### Instructions for the task
Which lines hold the word "that"? Copy each of them from the material.
— Start of Provided records —
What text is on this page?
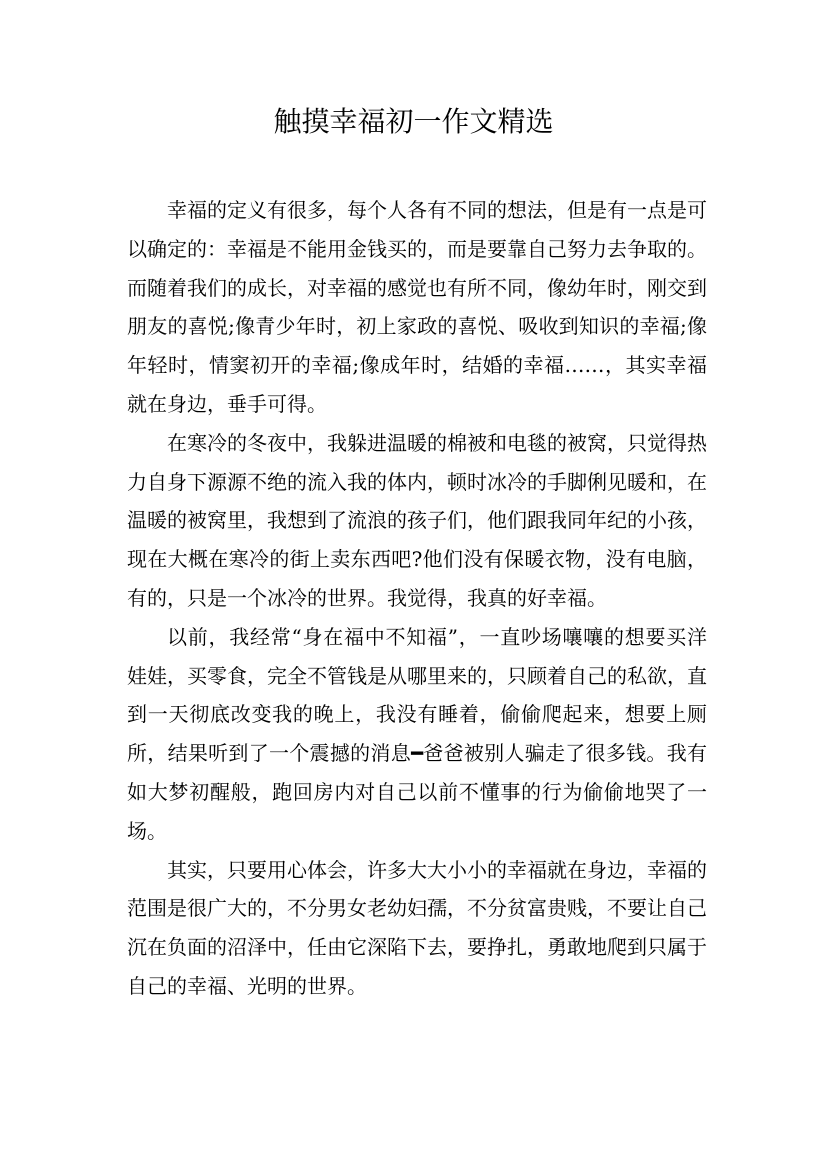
触摸幸福初一作文精选

幸福的定义有很多，每个人各有不同的想法，但是有一点是可以确定的：幸福是不能用金钱买的，而是要靠自己努力去争取的。而随着我们的成长，对幸福的感觉也有所不同，像幼年时，刚交到朋友的喜悦;像青少年时，初上家政的喜悦、吸收到知识的幸福;像年轻时，情窦初开的幸福;像成年时，结婚的幸福……，其实幸福就在身边，垂手可得。

在寒冷的冬夜中，我躲进温暖的棉被和电毯的被窝，只觉得热力自身下源源不绝的流入我的体内，顿时冰冷的手脚俐见暖和，在温暖的被窝里，我想到了流浪的孩子们，他们跟我同年纪的小孩，现在大概在寒冷的街上卖东西吧?他们没有保暖衣物，没有电脑，有的，只是一个冰冷的世界。我觉得，我真的好幸福。

以前，我经常“身在福中不知福”，一直吵场嚷嚷的想要买洋娃娃，买零食，完全不管钱是从哪里来的，只顾着自己的私欲，直到一天彻底改变我的晚上，我没有睡着，偷偷爬起来，想要上厕所，结果听到了一个震撼的消息━爸爸被别人骗走了很多钱。我有如大梦初醒般，跑回房内对自己以前不懂事的行为偷偷地哭了一场。

其实，只要用心体会，许多大大小小的幸福就在身边，幸福的范围是很广大的，不分男女老幼妇孺，不分贫富贵贱，不要让自己沉在负面的沼泽中，任由它深陷下去，要挣扎，勇敢地爬到只属于自己的幸福、光明的世界。
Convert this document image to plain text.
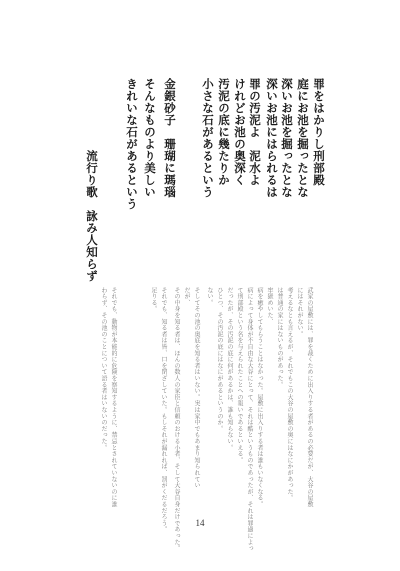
罪をはかりし刑部殿
庭にお池を掘ったとな
深いお池を掘ったとな
深いお池にはられるは
罪の汚泥よ　泥水よ
けれどお池の奥深く
汚泥の底に幾たりか
小さな石があるという
金銀砂子　珊瑚に瑪瑙
そんなものより美しい
きれいな石があるという
流行り歌　詠み人知らず
武家の屋敷には、罪を裁くために出入りする者があるの必要だが、大谷の屋敷
にはそれがない。
考えるなとも言えるが、それでもこの大谷の屋敷の奥にはなにかがあった。
は普通の家にはないものがあった。
牢獄めいた、
病を癒やしてもらうことはなかった。屋敷に出入りする者は誰もいなくなる。
病によって身体が不自由な大谷にとって、それは酷というものであったが、それは罪過によっ
て刑部殿という名を与えられたことへの報いであるといえる。
だったが、その汚泥の底に何があるかは、誰も知らない。
ひとつ、その汚泥の底にはなにがあるというのか。
ない。
そしてその池の奥底を知る者はいない。実は家中でもあまり知られてい
だが、
その中身を知る者は、ほんの数人の家臣と信頼のおける小者、そして大谷自身だけであった。
それでも、知る者は皆、口を閉ざしていた。もしそれが漏れれば、罰がくだるだろう。
足りる。
それでも、動物が本能的に危険を察知するように、禁忌とされていないのに誰
わらず、その池のことについて語る者はいないのだった。
14
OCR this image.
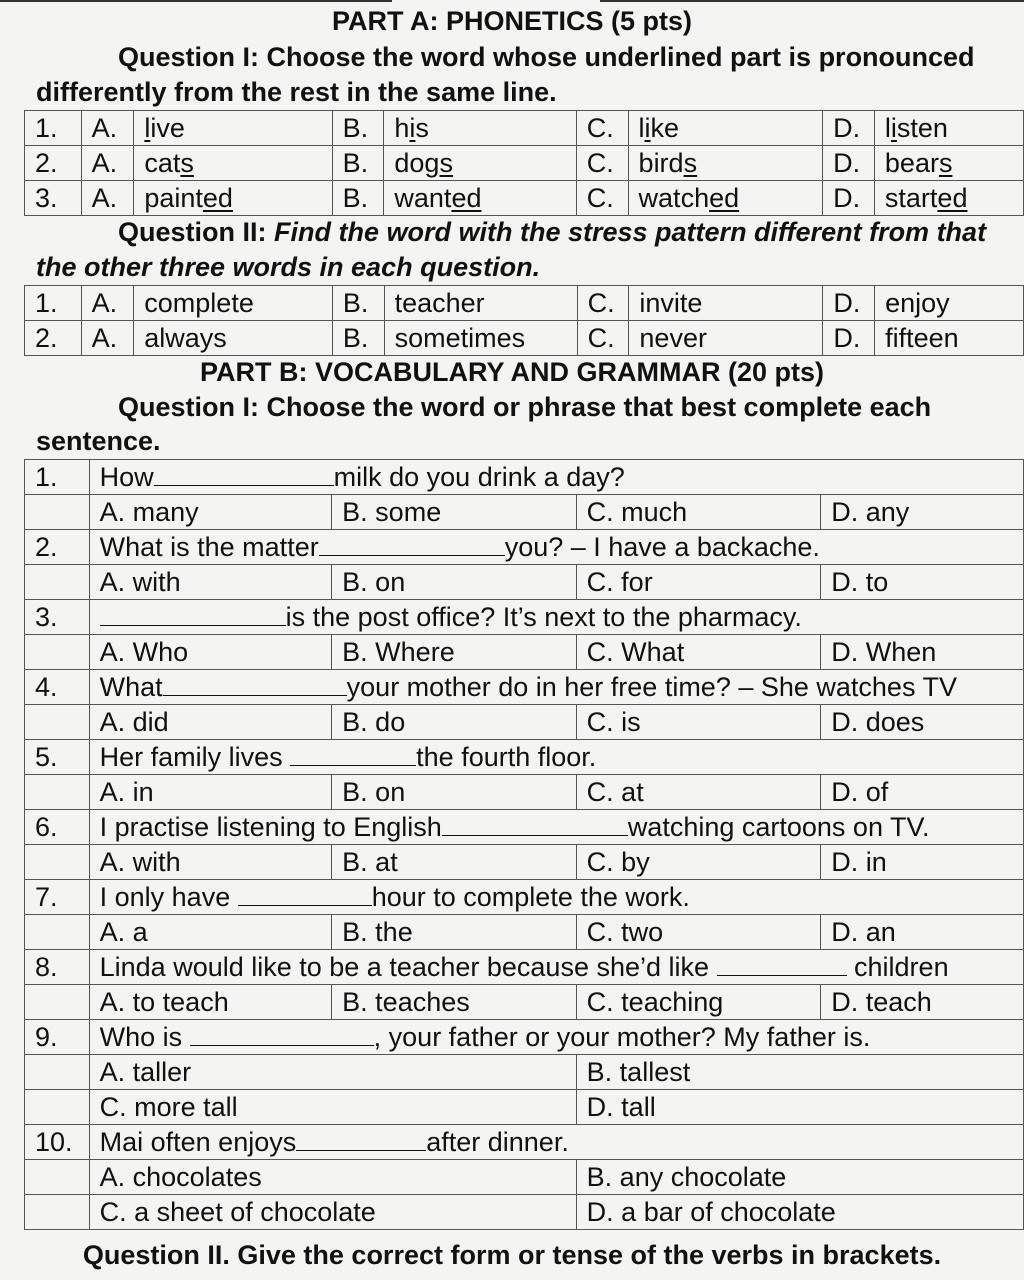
PART A: PHONETICS (5 pts)
Question I: Choose the word whose underlined part is pronounced
differently from the rest in the same line.
1.	A.	live	B.	his	C.	like	D.	listen
2.	A.	cats	B.	dogs	C.	birds	D.	bears
3.	A.	painted	B.	wanted	C.	watched	D.	started
Question II: Find the word with the stress pattern different from that
the other three words in each question.
1.	A.	complete	B.	teacher	C.	invite	D.	enjoy
2.	A.	always	B.	sometimes	C.	never	D.	fifteen
PART B: VOCABULARY AND GRAMMAR (20 pts)
Question I: Choose the word or phrase that best complete each
sentence.
1.	How milk do you drink a day?			
	A. many	B. some	C. much	D. any
2.	What is the matter you? – I have a backache.			
	A. with	B. on	C. for	D. to
3.	is the post office? It’s next to the pharmacy.			
	A. Who	B. Where	C. What	D. When
4.	What your mother do in her free time? – She watches TV			
	A. did	B. do	C. is	D. does
5.	Her family lives the fourth floor.			
	A. in	B. on	C. at	D. of
6.	I practise listening to English watching cartoons on TV.			
	A. with	B. at	C. by	D. in
7.	I only have hour to complete the work.			
	A. a	B. the	C. two	D. an
8.	Linda would like to be a teacher because she’d like children			
	A. to teach	B. teaches	C. teaching	D. teach
9.	Who is , your father or your mother? My father is.			
	A. taller		B. tallest	
	C. more tall		D. tall	
10.	Mai often enjoys after dinner.			
	A. chocolates		B. any chocolate	
	C. a sheet of chocolate		D. a bar of chocolate	
Question II. Give the correct form or tense of the verbs in brackets.
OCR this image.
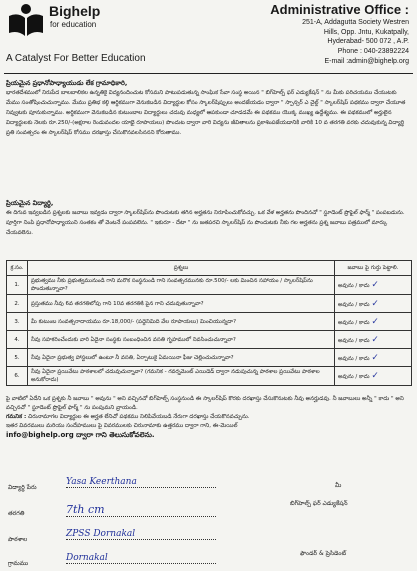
Bighelp
for education
A Catalyst For Better Education
Administrative Office :
251-A, Addagutta Society Westren
Hills, Opp. Jntu, Kukatpally,
Hyderabad- 500 072 , A.P.
Phone : 040-23892224
E-mail :admin@bighelp.org
ప్రియమైన ప్రధానోపాధ్యాయుడు లేక గ్రామాధికారి,
భారతదేశములో నిరుపేద బాలబాలికల ఉన్నతికై విద్యనందించుట కోసమని పాటుపడుతున్న సాంఘిక సేవా సంస్థ అయిన " బిగ్‌హెల్ప్ ఫర్ ఎడ్యుకేషన్ " ను మీకు పరిచయము చేయుటకు మేము సంతోషించుచున్నాము. మేము ప్రతిభ కల్గి ఆర్థికముగా వెనుకబడిన విద్యార్థుల కోసం స్కాలర్‌షిప్పులు అందజేయడం ద్వారా " స్పాన్సర్ ఎ చైల్డ్ " స్కాలర్‌షిప్ పథకము ద్వారా చేయూత నివ్వుటకు పూనుకున్నాము. అర్థికముగా వెనుకబడిన కుటుంబాల విద్యార్థులు చదువు మధ్యలో ఆపకుండా చూడడమే ఈ పథకము యొక్క ముఖ్య ఉద్దేశ్యము. ఈ పథకములో అర్హులైన విద్యార్థులకు నెలకు రూ.250/-(అక్షరాల రెండువందల యాభై రూపాయలు) పొందుట ద్వారా వారి విద్యను జీవితాలను ప్రకాశింపజేయడానికి వారికి 10 వ తరగతి వరకు చదువుకున్న విద్యార్థి ప్రతి సంవత్సరం ఈ స్కాలర్‌షిప్ కోసము దరఖాస్తు చేసుకొనవలసిననని కోరుతాము.
ప్రియమైన విద్యార్థి,
ఈ దిగువ ఇవ్వబడిన ప్రశ్నలకు జవాబు ఇవ్వడం ద్వారా స్కాలర్‌షిప్‌ను పొందుటకు తగిన అర్హతను నిరూపించుకోవచ్చు. ఒక వేళ అర్హతను పొందినచో " స్టూడెంట్ ప్రొఫైల్ ఫార్మ్ " పంపబడును. పూర్తిగా నింపి ప్రధానోపాధ్యాయుని సంతకం తో వెంటనే పంపవలెను. " ఇకురూ - దేటా " ను జతపరచి స్కాలర్‌షిప్ ను పొందుటకు నీకు గల అర్హతను ప్రశ్న జవాబు పత్రములో మార్కు చేయవలెను.
క్ర.సం.	ప్రశ్నలు	జవాబు పై గుర్తు పెట్టాలి.
1.	ప్రభుత్వము నీకు ప్రభుత్వమునుండి గాని మరొక సంస్థనుండి గాని సంవత్సరమునకు రూ.500/- లకు మించిన సహాయం / స్కాలర్‌షిప్‌ను పొందుతున్నావా?	అవును / కాదు ✓
2.	ప్రస్తుతము నీవు 6వ తరగతిలోపు గాని 10వ తరగతికి పైన గాని చదువుతున్నావా?	అవును / కాదు ✓
3.	మీ కుటుంబ సంవత్సరాదాయము రూ.18,000/- (పద్దెనిమిది వేల రూపాయలు) మించియున్నదా?	అవును / కాదు ✓
4.	నీవు సహకరించేందుకు వారి ఏదైనా సంస్థకు సంబంధించిన వసతి గృహములో నివసించుచున్నావా?	అవును / కాదు ✓
5.	నీవు ఏదైనా ప్రభుత్వ హాస్టలులో ఉంటూ నీ వసతి, ఏర్పాటుకై ఏమయినా ఫీజు చెల్లించుచున్నావా?	అవును / కాదు ✓
6.	నీవు ఏదైనా ప్రయివేటు పాఠశాలలో చదువుచున్నావా? (గమనిక - గవర్నమెంట్ ఎయిడెడ్ ద్వారా నడుపుచున్న పాఠశాల ప్రయివేటు పాఠశాల అనుకోరాదు)	అవును / కాదు ✓
పై వాటిలో ఏదేని ఒక ప్రశ్నకు నీ జవాబు " అవును " అని వచ్చినచో బిగ్‌హెల్ప్ సంస్థనుండి ఈ స్కాలర్‌షిప్ కొరకు దరఖాస్తు చేసుకొనుటకు నీవు అనర్హుడవు. నీ జవాబులు అన్నీ " కాదు " అని వచ్చినచో " స్టూడెంట్ ప్రొఫైల్ ఫార్మ్ " ను పంపుమని వ్రాయండి.
గమనిక : చిరునామాగల విద్యార్థుల ఈ అర్హత లేనిచో పథకము నిలిపివేయబడి నేరుగా దరఖాస్తు చేయకొనవచ్చును.
ఇతర వివరములు మరియు సందేహములు పై వివరములకు చిరునామాకు ఉత్తరము ద్వారా గాని, ఈ-మెయిల్
info@bighelp.org ద్వారా గాని తెలుసుకోవలెను.
విద్యార్థి పేరు
Yasa Keerthana
తరగతి	7th cm
పాఠశాల
ZPSS Dornakal
గ్రామము
Dornakal
మీ
బిగ్‌హెల్ప్ ఫర్ ఎడ్యుకేషన్
ఫౌండర్ & ప్రెసిడెంట్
— End of Provided records —
### Expected answer
Question II: Find the word with the stress pattern different from that
Question I: Choose the word or phrase that best complete each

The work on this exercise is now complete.